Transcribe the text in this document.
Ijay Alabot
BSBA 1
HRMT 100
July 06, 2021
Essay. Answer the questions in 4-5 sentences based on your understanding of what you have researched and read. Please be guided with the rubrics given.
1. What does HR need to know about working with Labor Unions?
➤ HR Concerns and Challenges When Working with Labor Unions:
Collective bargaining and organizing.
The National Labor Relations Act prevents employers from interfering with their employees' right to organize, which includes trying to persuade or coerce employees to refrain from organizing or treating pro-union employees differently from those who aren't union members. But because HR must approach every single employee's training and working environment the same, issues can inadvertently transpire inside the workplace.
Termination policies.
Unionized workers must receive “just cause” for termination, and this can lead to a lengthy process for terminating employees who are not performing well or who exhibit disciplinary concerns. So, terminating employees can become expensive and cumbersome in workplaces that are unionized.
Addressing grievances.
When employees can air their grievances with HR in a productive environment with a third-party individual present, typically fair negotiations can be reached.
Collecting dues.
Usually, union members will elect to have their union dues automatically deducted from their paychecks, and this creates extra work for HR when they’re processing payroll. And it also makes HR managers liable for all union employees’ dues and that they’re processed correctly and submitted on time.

• [Work to do] Show all lines from the records above where the word "Unions" occurs.

• [Result]
1. What does HR need to know about working with Labor Unions?
➤ HR Concerns and Challenges When Working with Labor Unions:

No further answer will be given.